[Data records]
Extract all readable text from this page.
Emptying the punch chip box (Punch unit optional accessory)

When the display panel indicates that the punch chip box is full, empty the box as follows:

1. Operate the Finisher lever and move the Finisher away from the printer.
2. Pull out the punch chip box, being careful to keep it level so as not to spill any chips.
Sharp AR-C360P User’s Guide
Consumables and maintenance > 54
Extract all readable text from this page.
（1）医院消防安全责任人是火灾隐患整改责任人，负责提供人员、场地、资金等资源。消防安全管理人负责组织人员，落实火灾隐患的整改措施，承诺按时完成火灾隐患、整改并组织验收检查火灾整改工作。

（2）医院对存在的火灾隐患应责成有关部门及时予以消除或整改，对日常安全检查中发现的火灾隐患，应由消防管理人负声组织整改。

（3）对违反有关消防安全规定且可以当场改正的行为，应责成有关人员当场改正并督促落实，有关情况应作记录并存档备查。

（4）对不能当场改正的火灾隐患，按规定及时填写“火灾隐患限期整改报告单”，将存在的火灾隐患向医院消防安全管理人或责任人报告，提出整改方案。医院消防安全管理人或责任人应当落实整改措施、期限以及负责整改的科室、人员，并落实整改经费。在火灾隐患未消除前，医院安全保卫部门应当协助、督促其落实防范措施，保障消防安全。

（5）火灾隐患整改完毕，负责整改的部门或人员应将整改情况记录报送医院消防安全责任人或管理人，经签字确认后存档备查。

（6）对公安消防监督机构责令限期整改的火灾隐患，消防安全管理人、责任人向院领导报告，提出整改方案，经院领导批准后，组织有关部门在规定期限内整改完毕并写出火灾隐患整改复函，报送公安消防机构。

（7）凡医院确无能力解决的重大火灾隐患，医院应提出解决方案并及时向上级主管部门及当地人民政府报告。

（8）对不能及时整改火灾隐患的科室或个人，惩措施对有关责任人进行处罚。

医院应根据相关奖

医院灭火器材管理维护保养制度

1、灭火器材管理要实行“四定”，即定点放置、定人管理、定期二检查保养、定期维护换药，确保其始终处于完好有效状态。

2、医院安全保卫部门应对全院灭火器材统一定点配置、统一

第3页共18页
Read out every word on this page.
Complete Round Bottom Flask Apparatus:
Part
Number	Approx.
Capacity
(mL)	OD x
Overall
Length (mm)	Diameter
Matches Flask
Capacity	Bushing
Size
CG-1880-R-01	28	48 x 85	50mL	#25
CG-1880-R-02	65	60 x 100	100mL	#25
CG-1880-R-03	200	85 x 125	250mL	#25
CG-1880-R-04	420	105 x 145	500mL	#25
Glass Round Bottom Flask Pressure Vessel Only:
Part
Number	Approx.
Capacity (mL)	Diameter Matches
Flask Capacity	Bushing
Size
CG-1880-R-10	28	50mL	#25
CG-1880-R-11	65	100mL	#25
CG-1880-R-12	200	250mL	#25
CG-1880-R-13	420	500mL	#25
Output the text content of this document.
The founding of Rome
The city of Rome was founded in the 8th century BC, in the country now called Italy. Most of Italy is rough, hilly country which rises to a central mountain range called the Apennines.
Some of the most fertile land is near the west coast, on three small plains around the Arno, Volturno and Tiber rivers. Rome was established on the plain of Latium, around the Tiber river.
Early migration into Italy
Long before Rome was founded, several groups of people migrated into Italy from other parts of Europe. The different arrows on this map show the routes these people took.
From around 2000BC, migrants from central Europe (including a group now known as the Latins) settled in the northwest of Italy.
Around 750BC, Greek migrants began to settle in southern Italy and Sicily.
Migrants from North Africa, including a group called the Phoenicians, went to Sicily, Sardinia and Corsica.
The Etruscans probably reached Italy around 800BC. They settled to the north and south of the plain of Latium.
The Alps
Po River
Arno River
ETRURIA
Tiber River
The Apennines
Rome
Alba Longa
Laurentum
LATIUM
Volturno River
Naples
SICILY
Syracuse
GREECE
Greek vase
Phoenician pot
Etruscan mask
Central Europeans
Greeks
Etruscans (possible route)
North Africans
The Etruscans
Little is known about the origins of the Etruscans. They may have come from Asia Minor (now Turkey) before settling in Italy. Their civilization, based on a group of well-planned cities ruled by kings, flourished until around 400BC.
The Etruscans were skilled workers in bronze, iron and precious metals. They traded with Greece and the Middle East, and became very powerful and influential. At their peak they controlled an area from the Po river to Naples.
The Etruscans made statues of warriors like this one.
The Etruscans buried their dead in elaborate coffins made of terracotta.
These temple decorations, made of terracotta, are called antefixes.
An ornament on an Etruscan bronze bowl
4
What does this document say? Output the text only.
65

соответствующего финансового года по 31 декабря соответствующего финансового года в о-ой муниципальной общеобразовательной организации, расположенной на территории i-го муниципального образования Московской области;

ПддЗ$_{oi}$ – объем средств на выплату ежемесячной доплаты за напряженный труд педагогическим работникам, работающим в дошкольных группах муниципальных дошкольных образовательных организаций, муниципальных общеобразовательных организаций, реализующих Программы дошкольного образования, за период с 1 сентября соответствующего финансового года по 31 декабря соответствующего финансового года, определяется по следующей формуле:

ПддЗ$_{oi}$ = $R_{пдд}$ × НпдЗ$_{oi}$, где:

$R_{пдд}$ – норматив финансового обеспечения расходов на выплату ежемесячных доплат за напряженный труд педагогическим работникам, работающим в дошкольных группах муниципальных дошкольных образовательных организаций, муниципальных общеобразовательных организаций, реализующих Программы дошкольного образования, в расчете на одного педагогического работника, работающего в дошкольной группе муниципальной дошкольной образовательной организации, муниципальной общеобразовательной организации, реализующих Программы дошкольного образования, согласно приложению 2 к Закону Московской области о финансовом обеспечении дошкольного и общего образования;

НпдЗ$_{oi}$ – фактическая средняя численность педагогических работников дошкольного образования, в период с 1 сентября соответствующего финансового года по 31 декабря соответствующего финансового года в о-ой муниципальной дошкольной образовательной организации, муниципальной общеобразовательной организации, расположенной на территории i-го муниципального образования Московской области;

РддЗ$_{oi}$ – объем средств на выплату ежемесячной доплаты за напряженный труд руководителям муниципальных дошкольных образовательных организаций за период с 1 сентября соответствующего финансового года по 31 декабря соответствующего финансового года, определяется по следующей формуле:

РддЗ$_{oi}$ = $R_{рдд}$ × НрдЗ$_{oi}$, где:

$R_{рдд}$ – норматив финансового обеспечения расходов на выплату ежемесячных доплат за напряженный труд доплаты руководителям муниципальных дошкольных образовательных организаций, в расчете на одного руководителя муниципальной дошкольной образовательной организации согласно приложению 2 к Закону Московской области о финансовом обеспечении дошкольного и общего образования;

Task directions: Retype the records in full. Keep every line identical to the original.

Exercise answer:
Extract all readable text from this page.
Emptying the punch chip box (Punch unit optional accessory)

When the display panel indicates that the punch chip box is full, empty the box as follows:

1. Operate the Finisher lever and move the Finisher away from the printer.
2. Pull out the punch chip box, being careful to keep it level so as not to spill any chips.
Sharp AR-C360P User’s Guide
Consumables and maintenance > 54
Extract all readable text from this page.
（1）医院消防安全责任人是火灾隐患整改责任人，负责提供人员、场地、资金等资源。消防安全管理人负责组织人员，落实火灾隐患的整改措施，承诺按时完成火灾隐患、整改并组织验收检查火灾整改工作。

（2）医院对存在的火灾隐患应责成有关部门及时予以消除或整改，对日常安全检查中发现的火灾隐患，应由消防管理人负声组织整改。

（3）对违反有关消防安全规定且可以当场改正的行为，应责成有关人员当场改正并督促落实，有关情况应作记录并存档备查。

（4）对不能当场改正的火灾隐患，按规定及时填写“火灾隐患限期整改报告单”，将存在的火灾隐患向医院消防安全管理人或责任人报告，提出整改方案。医院消防安全管理人或责任人应当落实整改措施、期限以及负责整改的科室、人员，并落实整改经费。在火灾隐患未消除前，医院安全保卫部门应当协助、督促其落实防范措施，保障消防安全。

（5）火灾隐患整改完毕，负责整改的部门或人员应将整改情况记录报送医院消防安全责任人或管理人，经签字确认后存档备查。

（6）对公安消防监督机构责令限期整改的火灾隐患，消防安全管理人、责任人向院领导报告，提出整改方案，经院领导批准后，组织有关部门在规定期限内整改完毕并写出火灾隐患整改复函，报送公安消防机构。

（7）凡医院确无能力解决的重大火灾隐患，医院应提出解决方案并及时向上级主管部门及当地人民政府报告。

（8）对不能及时整改火灾隐患的科室或个人，惩措施对有关责任人进行处罚。

医院应根据相关奖

医院灭火器材管理维护保养制度

1、灭火器材管理要实行“四定”，即定点放置、定人管理、定期二检查保养、定期维护换药，确保其始终处于完好有效状态。

2、医院安全保卫部门应对全院灭火器材统一定点配置、统一

第3页共18页
Read out every word on this page.
Complete Round Bottom Flask Apparatus:
Part
Number	Approx.
Capacity
(mL)	OD x
Overall
Length (mm)	Diameter
Matches Flask
Capacity	Bushing
Size
CG-1880-R-01	28	48 x 85	50mL	#25
CG-1880-R-02	65	60 x 100	100mL	#25
CG-1880-R-03	200	85 x 125	250mL	#25
CG-1880-R-04	420	105 x 145	500mL	#25
Glass Round Bottom Flask Pressure Vessel Only:
Part
Number	Approx.
Capacity (mL)	Diameter Matches
Flask Capacity	Bushing
Size
CG-1880-R-10	28	50mL	#25
CG-1880-R-11	65	100mL	#25
CG-1880-R-12	200	250mL	#25
CG-1880-R-13	420	500mL	#25
Output the text content of this document.
The founding of Rome
The city of Rome was founded in the 8th century BC, in the country now called Italy. Most of Italy is rough, hilly country which rises to a central mountain range called the Apennines.
Some of the most fertile land is near the west coast, on three small plains around the Arno, Volturno and Tiber rivers. Rome was established on the plain of Latium, around the Tiber river.
Early migration into Italy
Long before Rome was founded, several groups of people migrated into Italy from other parts of Europe. The different arrows on this map show the routes these people took.
From around 2000BC, migrants from central Europe (including a group now known as the Latins) settled in the northwest of Italy.
Around 750BC, Greek migrants began to settle in southern Italy and Sicily.
Migrants from North Africa, including a group called the Phoenicians, went to Sicily, Sardinia and Corsica.
The Etruscans probably reached Italy around 800BC. They settled to the north and south of the plain of Latium.
The Alps
Po River
Arno River
ETRURIA
Tiber River
The Apennines
Rome
Alba Longa
Laurentum
LATIUM
Volturno River
Naples
SICILY
Syracuse
GREECE
Greek vase
Phoenician pot
Etruscan mask
Central Europeans
Greeks
Etruscans (possible route)
North Africans
The Etruscans
Little is known about the origins of the Etruscans. They may have come from Asia Minor (now Turkey) before settling in Italy. Their civilization, based on a group of well-planned cities ruled by kings, flourished until around 400BC.
The Etruscans were skilled workers in bronze, iron and precious metals. They traded with Greece and the Middle East, and became very powerful and influential. At their peak they controlled an area from the Po river to Naples.
The Etruscans made statues of warriors like this one.
The Etruscans buried their dead in elaborate coffins made of terracotta.
These temple decorations, made of terracotta, are called antefixes.
An ornament on an Etruscan bronze bowl
4
What does this document say? Output the text only.
65

соответствующего финансового года по 31 декабря соответствующего финансового года в о-ой муниципальной общеобразовательной организации, расположенной на территории i-го муниципального образования Московской области;

ПддЗ$_{oi}$ – объем средств на выплату ежемесячной доплаты за напряженный труд педагогическим работникам, работающим в дошкольных группах муниципальных дошкольных образовательных организаций, муниципальных общеобразовательных организаций, реализующих Программы дошкольного образования, за период с 1 сентября соответствующего финансового года по 31 декабря соответствующего финансового года, определяется по следующей формуле:

ПддЗ$_{oi}$ = $R_{пдд}$ × НпдЗ$_{oi}$, где:

$R_{пдд}$ – норматив финансового обеспечения расходов на выплату ежемесячных доплат за напряженный труд педагогическим работникам, работающим в дошкольных группах муниципальных дошкольных образовательных организаций, муниципальных общеобразовательных организаций, реализующих Программы дошкольного образования, в расчете на одного педагогического работника, работающего в дошкольной группе муниципальной дошкольной образовательной организации, муниципальной общеобразовательной организации, реализующих Программы дошкольного образования, согласно приложению 2 к Закону Московской области о финансовом обеспечении дошкольного и общего образования;

НпдЗ$_{oi}$ – фактическая средняя численность педагогических работников дошкольного образования, в период с 1 сентября соответствующего финансового года по 31 декабря соответствующего финансового года в о-ой муниципальной дошкольной образовательной организации, муниципальной общеобразовательной организации, расположенной на территории i-го муниципального образования Московской области;

РддЗ$_{oi}$ – объем средств на выплату ежемесячной доплаты за напряженный труд руководителям муниципальных дошкольных образовательных организаций за период с 1 сентября соответствующего финансового года по 31 декабря соответствующего финансового года, определяется по следующей формуле:

РддЗ$_{oi}$ = $R_{рдд}$ × НрдЗ$_{oi}$, где:

$R_{рдд}$ – норматив финансового обеспечения расходов на выплату ежемесячных доплат за напряженный труд доплаты руководителям муниципальных дошкольных образовательных организаций, в расчете на одного руководителя муниципальной дошкольной образовательной организации согласно приложению 2 к Закону Московской области о финансовом обеспечении дошкольного и общего образования;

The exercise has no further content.